+++ RECORDED INFORMATION

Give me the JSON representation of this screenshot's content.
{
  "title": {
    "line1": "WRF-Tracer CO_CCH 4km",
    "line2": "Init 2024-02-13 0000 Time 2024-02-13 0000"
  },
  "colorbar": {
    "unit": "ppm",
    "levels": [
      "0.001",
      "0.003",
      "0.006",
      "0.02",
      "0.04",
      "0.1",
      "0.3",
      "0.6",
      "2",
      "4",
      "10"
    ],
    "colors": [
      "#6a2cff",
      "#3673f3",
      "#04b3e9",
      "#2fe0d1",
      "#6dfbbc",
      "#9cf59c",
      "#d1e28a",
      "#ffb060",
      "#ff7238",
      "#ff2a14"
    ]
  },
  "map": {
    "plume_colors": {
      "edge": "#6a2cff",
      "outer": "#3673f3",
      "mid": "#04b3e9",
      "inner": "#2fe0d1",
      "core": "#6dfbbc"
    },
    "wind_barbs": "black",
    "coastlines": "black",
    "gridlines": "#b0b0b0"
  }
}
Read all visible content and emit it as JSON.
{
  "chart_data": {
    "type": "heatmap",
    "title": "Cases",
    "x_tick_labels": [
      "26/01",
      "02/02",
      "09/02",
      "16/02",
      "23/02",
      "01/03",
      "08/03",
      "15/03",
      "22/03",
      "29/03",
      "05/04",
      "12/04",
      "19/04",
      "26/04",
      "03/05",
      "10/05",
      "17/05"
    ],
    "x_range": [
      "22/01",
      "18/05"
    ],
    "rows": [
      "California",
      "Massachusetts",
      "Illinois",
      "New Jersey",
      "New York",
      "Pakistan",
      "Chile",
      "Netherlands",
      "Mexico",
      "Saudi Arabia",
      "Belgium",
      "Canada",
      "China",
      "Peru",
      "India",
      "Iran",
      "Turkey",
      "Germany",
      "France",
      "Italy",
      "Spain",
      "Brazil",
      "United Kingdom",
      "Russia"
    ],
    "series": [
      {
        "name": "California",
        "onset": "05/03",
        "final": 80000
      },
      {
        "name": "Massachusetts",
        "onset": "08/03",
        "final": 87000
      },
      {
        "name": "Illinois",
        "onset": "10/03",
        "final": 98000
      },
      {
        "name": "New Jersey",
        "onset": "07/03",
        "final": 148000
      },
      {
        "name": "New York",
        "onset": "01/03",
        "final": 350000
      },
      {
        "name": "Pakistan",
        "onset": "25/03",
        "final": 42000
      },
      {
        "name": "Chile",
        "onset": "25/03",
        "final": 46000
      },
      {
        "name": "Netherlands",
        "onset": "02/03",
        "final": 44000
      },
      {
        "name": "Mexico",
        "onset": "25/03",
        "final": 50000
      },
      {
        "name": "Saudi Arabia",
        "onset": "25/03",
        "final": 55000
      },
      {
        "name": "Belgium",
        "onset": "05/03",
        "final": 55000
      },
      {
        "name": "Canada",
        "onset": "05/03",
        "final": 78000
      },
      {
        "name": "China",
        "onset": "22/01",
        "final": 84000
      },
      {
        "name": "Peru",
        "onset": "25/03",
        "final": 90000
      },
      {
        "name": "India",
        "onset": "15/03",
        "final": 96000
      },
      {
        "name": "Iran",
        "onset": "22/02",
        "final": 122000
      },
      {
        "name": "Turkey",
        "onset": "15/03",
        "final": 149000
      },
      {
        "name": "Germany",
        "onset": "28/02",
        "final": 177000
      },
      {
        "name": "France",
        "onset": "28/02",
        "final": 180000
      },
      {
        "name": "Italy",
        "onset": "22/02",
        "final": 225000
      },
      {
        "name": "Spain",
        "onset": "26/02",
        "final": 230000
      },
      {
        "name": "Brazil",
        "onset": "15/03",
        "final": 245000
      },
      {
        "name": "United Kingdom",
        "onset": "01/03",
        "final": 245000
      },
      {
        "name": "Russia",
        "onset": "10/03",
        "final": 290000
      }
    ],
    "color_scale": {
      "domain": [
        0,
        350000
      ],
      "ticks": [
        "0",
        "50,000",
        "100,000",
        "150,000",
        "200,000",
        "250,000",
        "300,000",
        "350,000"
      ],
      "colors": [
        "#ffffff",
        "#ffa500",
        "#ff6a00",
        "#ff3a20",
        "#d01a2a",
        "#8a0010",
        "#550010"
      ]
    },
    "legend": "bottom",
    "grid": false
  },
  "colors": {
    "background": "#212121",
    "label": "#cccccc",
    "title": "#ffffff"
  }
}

++++++

▶ WORK INSTRUCTIONS:
Reproduce the material above exactly; please quote every line of it.

▶ THE RESULT:
Give me the JSON representation of this screenshot's content.
{
  "title": {
    "line1": "WRF-Tracer CO_CCH 4km",
    "line2": "Init 2024-02-13 0000 Time 2024-02-13 0000"
  },
  "colorbar": {
    "unit": "ppm",
    "levels": [
      "0.001",
      "0.003",
      "0.006",
      "0.02",
      "0.04",
      "0.1",
      "0.3",
      "0.6",
      "2",
      "4",
      "10"
    ],
    "colors": [
      "#6a2cff",
      "#3673f3",
      "#04b3e9",
      "#2fe0d1",
      "#6dfbbc",
      "#9cf59c",
      "#d1e28a",
      "#ffb060",
      "#ff7238",
      "#ff2a14"
    ]
  },
  "map": {
    "plume_colors": {
      "edge": "#6a2cff",
      "outer": "#3673f3",
      "mid": "#04b3e9",
      "inner": "#2fe0d1",
      "core": "#6dfbbc"
    },
    "wind_barbs": "black",
    "coastlines": "black",
    "gridlines": "#b0b0b0"
  }
}
Read all visible content and emit it as JSON.
{
  "chart_data": {
    "type": "heatmap",
    "title": "Cases",
    "x_tick_labels": [
      "26/01",
      "02/02",
      "09/02",
      "16/02",
      "23/02",
      "01/03",
      "08/03",
      "15/03",
      "22/03",
      "29/03",
      "05/04",
      "12/04",
      "19/04",
      "26/04",
      "03/05",
      "10/05",
      "17/05"
    ],
    "x_range": [
      "22/01",
      "18/05"
    ],
    "rows": [
      "California",
      "Massachusetts",
      "Illinois",
      "New Jersey",
      "New York",
      "Pakistan",
      "Chile",
      "Netherlands",
      "Mexico",
      "Saudi Arabia",
      "Belgium",
      "Canada",
      "China",
      "Peru",
      "India",
      "Iran",
      "Turkey",
      "Germany",
      "France",
      "Italy",
      "Spain",
      "Brazil",
      "United Kingdom",
      "Russia"
    ],
    "series": [
      {
        "name": "California",
        "onset": "05/03",
        "final": 80000
      },
      {
        "name": "Massachusetts",
        "onset": "08/03",
        "final": 87000
      },
      {
        "name": "Illinois",
        "onset": "10/03",
        "final": 98000
      },
      {
        "name": "New Jersey",
        "onset": "07/03",
        "final": 148000
      },
      {
        "name": "New York",
        "onset": "01/03",
        "final": 350000
      },
      {
        "name": "Pakistan",
        "onset": "25/03",
        "final": 42000
      },
      {
        "name": "Chile",
        "onset": "25/03",
        "final": 46000
      },
      {
        "name": "Netherlands",
        "onset": "02/03",
        "final": 44000
      },
      {
        "name": "Mexico",
        "onset": "25/03",
        "final": 50000
      },
      {
        "name": "Saudi Arabia",
        "onset": "25/03",
        "final": 55000
      },
      {
        "name": "Belgium",
        "onset": "05/03",
        "final": 55000
      },
      {
        "name": "Canada",
        "onset": "05/03",
        "final": 78000
      },
      {
        "name": "China",
        "onset": "22/01",
        "final": 84000
      },
      {
        "name": "Peru",
        "onset": "25/03",
        "final": 90000
      },
      {
        "name": "India",
        "onset": "15/03",
        "final": 96000
      },
      {
        "name": "Iran",
        "onset": "22/02",
        "final": 122000
      },
      {
        "name": "Turkey",
        "onset": "15/03",
        "final": 149000
      },
      {
        "name": "Germany",
        "onset": "28/02",
        "final": 177000
      },
      {
        "name": "France",
        "onset": "28/02",
        "final": 180000
      },
      {
        "name": "Italy",
        "onset": "22/02",
        "final": 225000
      },
      {
        "name": "Spain",
        "onset": "26/02",
        "final": 230000
      },
      {
        "name": "Brazil",
        "onset": "15/03",
        "final": 245000
      },
      {
        "name": "United Kingdom",
        "onset": "01/03",
        "final": 245000
      },
      {
        "name": "Russia",
        "onset": "10/03",
        "final": 290000
      }
    ],
    "color_scale": {
      "domain": [
        0,
        350000
      ],
      "ticks": [
        "0",
        "50,000",
        "100,000",
        "150,000",
        "200,000",
        "250,000",
        "300,000",
        "350,000"
      ],
      "colors": [
        "#ffffff",
        "#ffa500",
        "#ff6a00",
        "#ff3a20",
        "#d01a2a",
        "#8a0010",
        "#550010"
      ]
    },
    "legend": "bottom",
    "grid": false
  },
  "colors": {
    "background": "#212121",
    "label": "#cccccc",
    "title": "#ffffff"
  }
}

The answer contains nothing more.